TASK TO CARRY OUT
Exact copy, pictures excluded: write out every line below.

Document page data
┌──

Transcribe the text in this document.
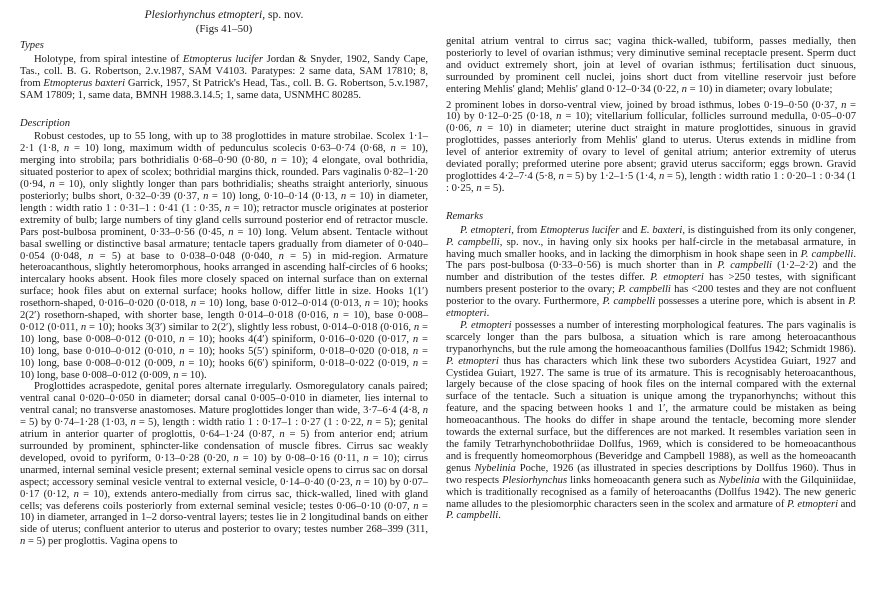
Plesiorhynchus etmopteri, sp. nov.
(Figs 41–50)
Types

Holotype, from spiral intestine of Etmopterus lucifer Jordan & Snyder, 1902, Sandy Cape, Tas., coll. B. G. Robertson, 2.v.1987, SAM V4103. Paratypes: 2 same data, SAM 17810; 8, from Etmopterus baxteri Garrick, 1957, St Patrick's Head, Tas., coll. B. G. Robertson, 5.v.1987, SAM 17809; 1, same data, BMNH 1988.3.14.5; 1, same data, USNMHC 80285.

Description

Robust cestodes, up to 55 long, with up to 38 proglottides in mature strobilae. Scolex 1·1–2·1 (1·8, n = 10) long, maximum width of pedunculus scolecis 0·63–0·74 (0·68, n = 10), merging into strobila; pars bothridialis 0·68–0·90 (0·80, n = 10); 4 elongate, oval bothridia, situated posterior to apex of scolex; bothridial margins thick, rounded. Pars vaginalis 0·82–1·20 (0·94, n = 10), only slightly longer than pars bothridialis; sheaths straight anteriorly, sinuous posteriorly; bulbs short, 0·32–0·39 (0·37, n = 10) long, 0·10–0·14 (0·13, n = 10) in diameter, length : width ratio 1 : 0·31–1 : 0·41 (1 : 0·35, n = 10); retractor muscle originates at posterior extremity of bulb; large numbers of tiny gland cells surround posterior end of retractor muscle. Pars post-bulbosa prominent, 0·33–0·56 (0·45, n = 10) long. Velum absent. Tentacle without basal swelling or distinctive basal armature; tentacle tapers gradually from diameter of 0·040–0·054 (0·048, n = 5) at base to 0·038–0·048 (0·040, n = 5) in mid-region. Armature heteroacanthous, slightly heteromorphous, hooks arranged in ascending half-circles of 6 hooks; intercalary hooks absent. Hook files more closely spaced on internal surface than on external surface; hook files abut on external surface; hooks hollow, differ little in size. Hooks 1(1′) rosethorn-shaped, 0·016–0·020 (0·018, n = 10) long, base 0·012–0·014 (0·013, n = 10); hooks 2(2′) rosethorn-shaped, with shorter base, length 0·014–0·018 (0·016, n = 10), base 0·008–0·012 (0·011, n = 10); hooks 3(3′) similar to 2(2′), slightly less robust, 0·014–0·018 (0·016, n = 10) long, base 0·008–0·012 (0·010, n = 10); hooks 4(4′) spiniform, 0·016–0·020 (0·017, n = 10) long, base 0·010–0·012 (0·010, n = 10); hooks 5(5′) spiniform, 0·018–0·020 (0·018, n = 10) long, base 0·008–0·012 (0·009, n = 10); hooks 6(6′) spiniform, 0·018–0·022 (0·019, n = 10) long, base 0·008–0·012 (0·009, n = 10).

Proglottides acraspedote, genital pores alternate irregularly. Osmoregulatory canals paired; ventral canal 0·020–0·050 in diameter; dorsal canal 0·005–0·010 in diameter, lies internal to ventral canal; no transverse anastomoses. Mature proglottides longer than wide, 3·7–6·4 (4·8, n = 5) by 0·74–1·28 (1·03, n = 5), length : width ratio 1 : 0·17–1 : 0·27 (1 : 0·22, n = 5); genital atrium in anterior quarter of proglottis, 0·64–1·24 (0·87, n = 5) from anterior end; atrium surrounded by prominent, sphincter-like condensation of muscle fibres. Cirrus sac weakly developed, ovoid to pyriform, 0·13–0·28 (0·20, n = 10) by 0·08–0·16 (0·11, n = 10); cirrus unarmed, internal seminal vesicle present; external seminal vesicle opens to cirrus sac on dorsal aspect; accessory seminal vesicle ventral to external vesicle, 0·14–0·40 (0·23, n = 10) by 0·07–0·17 (0·12, n = 10), extends antero-medially from cirrus sac, thick-walled, lined with gland cells; vas deferens coils posteriorly from external seminal vesicle; testes 0·06–0·10 (0·07, n = 10) in diameter, arranged in 1–2 dorso-ventral layers; testes lie in 2 longitudinal bands on either side of uterus; confluent anterior to uterus and posterior to ovary; testes number 268–399 (311, n = 5) per proglottis. Vagina opens to

genital atrium ventral to cirrus sac; vagina thick-walled, tubiform, passes medially, then posteriorly to level of ovarian isthmus; very diminutive seminal receptacle present. Sperm duct and oviduct extremely short, join at level of ovarian isthmus; fertilisation duct sinuous, surrounded by prominent cell nuclei, joins short duct from vitelline reservoir just before entering Mehlis' gland; Mehlis' gland 0·12–0·34 (0·22, n = 10) in diameter; ovary lobulate;

2 prominent lobes in dorso-ventral view, joined by broad isthmus, lobes 0·19–0·50 (0·37, n = 10) by 0·12–0·25 (0·18, n = 10); vitellarium follicular, follicles surround medulla, 0·05–0·07 (0·06, n = 10) in diameter; uterine duct straight in mature proglottides, sinuous in gravid proglottides, passes anteriorly from Mehlis' gland to uterus. Uterus extends in midline from level of anterior extremity of ovary to level of genital atrium; anterior extremity of uterus deviated porally; preformed uterine pore absent; gravid uterus sacciform; eggs brown. Gravid proglottides 4·2–7·4 (5·8, n = 5) by 1·2–1·5 (1·4, n = 5), length : width ratio 1 : 0·20–1 : 0·34 (1 : 0·25, n = 5).

Remarks

P. etmopteri, from Etmopterus lucifer and E. baxteri, is distinguished from its only congener, P. campbelli, sp. nov., in having only six hooks per half-circle in the metabasal armature, in having much smaller hooks, and in lacking the dimorphism in hook shape seen in P. campbelli. The pars post-bulbosa (0·33–0·56) is much shorter than in P. campbelli (1·2–2·2) and the number and distribution of the testes differ. P. etmopteri has >250 testes, with significant numbers present posterior to the ovary; P. campbelli has <200 testes and they are not confluent posterior to the ovary. Furthermore, P. campbelli possesses a uterine pore, which is absent in P. etmopteri.

P. etmopteri possesses a number of interesting morphological features. The pars vaginalis is scarcely longer than the pars bulbosa, a situation which is rare among heteroacanthous trypanorhynchs, but the rule among the homeoacanthous families (Dollfus 1942; Schmidt 1986). P. etmopteri thus has characters which link these two suborders Acystidea Guiart, 1927 and Cystidea Guiart, 1927. The same is true of its armature. This is recognisably heteroacanthous, largely because of the close spacing of hook files on the internal compared with the external surface of the tentacle. Such a situation is unique among the trypanorhynchs; without this feature, and the spacing between hooks 1 and 1′, the armature could be mistaken as being homeoacanthous. The hooks do differ in shape around the tentacle, becoming more slender towards the external surface, but the differences are not marked. It resembles variation seen in the family Tetrarhynchobothriidae Dollfus, 1969, which is considered to be homeoacanthous and is frequently homeomorphous (Beveridge and Campbell 1988), as well as the homeoacanth genus Nybelinia Poche, 1926 (as illustrated in species descriptions by Dollfus 1960). Thus in two respects Plesiorhynchus links homeoacanth genera such as Nybelinia with the Gilquiniidae, which is traditionally recognised as a family of heteroacanths (Dollfus 1942). The new generic name alludes to the plesiomorphic characters seen in the scolex and armature of P. etmopteri and P. campbelli.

└──

TASK SOLUTION
Transcribe the text in this document.
Plesiorhynchus etmopteri, sp. nov.
(Figs 41–50)
Types

Holotype, from spiral intestine of Etmopterus lucifer Jordan & Snyder, 1902, Sandy Cape, Tas., coll. B. G. Robertson, 2.v.1987, SAM V4103. Paratypes: 2 same data, SAM 17810; 8, from Etmopterus baxteri Garrick, 1957, St Patrick's Head, Tas., coll. B. G. Robertson, 5.v.1987, SAM 17809; 1, same data, BMNH 1988.3.14.5; 1, same data, USNMHC 80285.

Description

Robust cestodes, up to 55 long, with up to 38 proglottides in mature strobilae. Scolex 1·1–2·1 (1·8, n = 10) long, maximum width of pedunculus scolecis 0·63–0·74 (0·68, n = 10), merging into strobila; pars bothridialis 0·68–0·90 (0·80, n = 10); 4 elongate, oval bothridia, situated posterior to apex of scolex; bothridial margins thick, rounded. Pars vaginalis 0·82–1·20 (0·94, n = 10), only slightly longer than pars bothridialis; sheaths straight anteriorly, sinuous posteriorly; bulbs short, 0·32–0·39 (0·37, n = 10) long, 0·10–0·14 (0·13, n = 10) in diameter, length : width ratio 1 : 0·31–1 : 0·41 (1 : 0·35, n = 10); retractor muscle originates at posterior extremity of bulb; large numbers of tiny gland cells surround posterior end of retractor muscle. Pars post-bulbosa prominent, 0·33–0·56 (0·45, n = 10) long. Velum absent. Tentacle without basal swelling or distinctive basal armature; tentacle tapers gradually from diameter of 0·040–0·054 (0·048, n = 5) at base to 0·038–0·048 (0·040, n = 5) in mid-region. Armature heteroacanthous, slightly heteromorphous, hooks arranged in ascending half-circles of 6 hooks; intercalary hooks absent. Hook files more closely spaced on internal surface than on external surface; hook files abut on external surface; hooks hollow, differ little in size. Hooks 1(1′) rosethorn-shaped, 0·016–0·020 (0·018, n = 10) long, base 0·012–0·014 (0·013, n = 10); hooks 2(2′) rosethorn-shaped, with shorter base, length 0·014–0·018 (0·016, n = 10), base 0·008–0·012 (0·011, n = 10); hooks 3(3′) similar to 2(2′), slightly less robust, 0·014–0·018 (0·016, n = 10) long, base 0·008–0·012 (0·010, n = 10); hooks 4(4′) spiniform, 0·016–0·020 (0·017, n = 10) long, base 0·010–0·012 (0·010, n = 10); hooks 5(5′) spiniform, 0·018–0·020 (0·018, n = 10) long, base 0·008–0·012 (0·009, n = 10); hooks 6(6′) spiniform, 0·018–0·022 (0·019, n = 10) long, base 0·008–0·012 (0·009, n = 10).

Proglottides acraspedote, genital pores alternate irregularly. Osmoregulatory canals paired; ventral canal 0·020–0·050 in diameter; dorsal canal 0·005–0·010 in diameter, lies internal to ventral canal; no transverse anastomoses. Mature proglottides longer than wide, 3·7–6·4 (4·8, n = 5) by 0·74–1·28 (1·03, n = 5), length : width ratio 1 : 0·17–1 : 0·27 (1 : 0·22, n = 5); genital atrium in anterior quarter of proglottis, 0·64–1·24 (0·87, n = 5) from anterior end; atrium surrounded by prominent, sphincter-like condensation of muscle fibres. Cirrus sac weakly developed, ovoid to pyriform, 0·13–0·28 (0·20, n = 10) by 0·08–0·16 (0·11, n = 10); cirrus unarmed, internal seminal vesicle present; external seminal vesicle opens to cirrus sac on dorsal aspect; accessory seminal vesicle ventral to external vesicle, 0·14–0·40 (0·23, n = 10) by 0·07–0·17 (0·12, n = 10), extends antero-medially from cirrus sac, thick-walled, lined with gland cells; vas deferens coils posteriorly from external seminal vesicle; testes 0·06–0·10 (0·07, n = 10) in diameter, arranged in 1–2 dorso-ventral layers; testes lie in 2 longitudinal bands on either side of uterus; confluent anterior to uterus and posterior to ovary; testes number 268–399 (311, n = 5) per proglottis. Vagina opens to

genital atrium ventral to cirrus sac; vagina thick-walled, tubiform, passes medially, then posteriorly to level of ovarian isthmus; very diminutive seminal receptacle present. Sperm duct and oviduct extremely short, join at level of ovarian isthmus; fertilisation duct sinuous, surrounded by prominent cell nuclei, joins short duct from vitelline reservoir just before entering Mehlis' gland; Mehlis' gland 0·12–0·34 (0·22, n = 10) in diameter; ovary lobulate;

2 prominent lobes in dorso-ventral view, joined by broad isthmus, lobes 0·19–0·50 (0·37, n = 10) by 0·12–0·25 (0·18, n = 10); vitellarium follicular, follicles surround medulla, 0·05–0·07 (0·06, n = 10) in diameter; uterine duct straight in mature proglottides, sinuous in gravid proglottides, passes anteriorly from Mehlis' gland to uterus. Uterus extends in midline from level of anterior extremity of ovary to level of genital atrium; anterior extremity of uterus deviated porally; preformed uterine pore absent; gravid uterus sacciform; eggs brown. Gravid proglottides 4·2–7·4 (5·8, n = 5) by 1·2–1·5 (1·4, n = 5), length : width ratio 1 : 0·20–1 : 0·34 (1 : 0·25, n = 5).

Remarks

P. etmopteri, from Etmopterus lucifer and E. baxteri, is distinguished from its only congener, P. campbelli, sp. nov., in having only six hooks per half-circle in the metabasal armature, in having much smaller hooks, and in lacking the dimorphism in hook shape seen in P. campbelli. The pars post-bulbosa (0·33–0·56) is much shorter than in P. campbelli (1·2–2·2) and the number and distribution of the testes differ. P. etmopteri has >250 testes, with significant numbers present posterior to the ovary; P. campbelli has <200 testes and they are not confluent posterior to the ovary. Furthermore, P. campbelli possesses a uterine pore, which is absent in P. etmopteri.

P. etmopteri possesses a number of interesting morphological features. The pars vaginalis is scarcely longer than the pars bulbosa, a situation which is rare among heteroacanthous trypanorhynchs, but the rule among the homeoacanthous families (Dollfus 1942; Schmidt 1986). P. etmopteri thus has characters which link these two suborders Acystidea Guiart, 1927 and Cystidea Guiart, 1927. The same is true of its armature. This is recognisably heteroacanthous, largely because of the close spacing of hook files on the internal compared with the external surface of the tentacle. Such a situation is unique among the trypanorhynchs; without this feature, and the spacing between hooks 1 and 1′, the armature could be mistaken as being homeoacanthous. The hooks do differ in shape around the tentacle, becoming more slender towards the external surface, but the differences are not marked. It resembles variation seen in the family Tetrarhynchobothriidae Dollfus, 1969, which is considered to be homeoacanthous and is frequently homeomorphous (Beveridge and Campbell 1988), as well as the homeoacanth genus Nybelinia Poche, 1926 (as illustrated in species descriptions by Dollfus 1960). Thus in two respects Plesiorhynchus links homeoacanth genera such as Nybelinia with the Gilquiniidae, which is traditionally recognised as a family of heteroacanths (Dollfus 1942). The new generic name alludes to the plesiomorphic characters seen in the scolex and armature of P. etmopteri and P. campbelli.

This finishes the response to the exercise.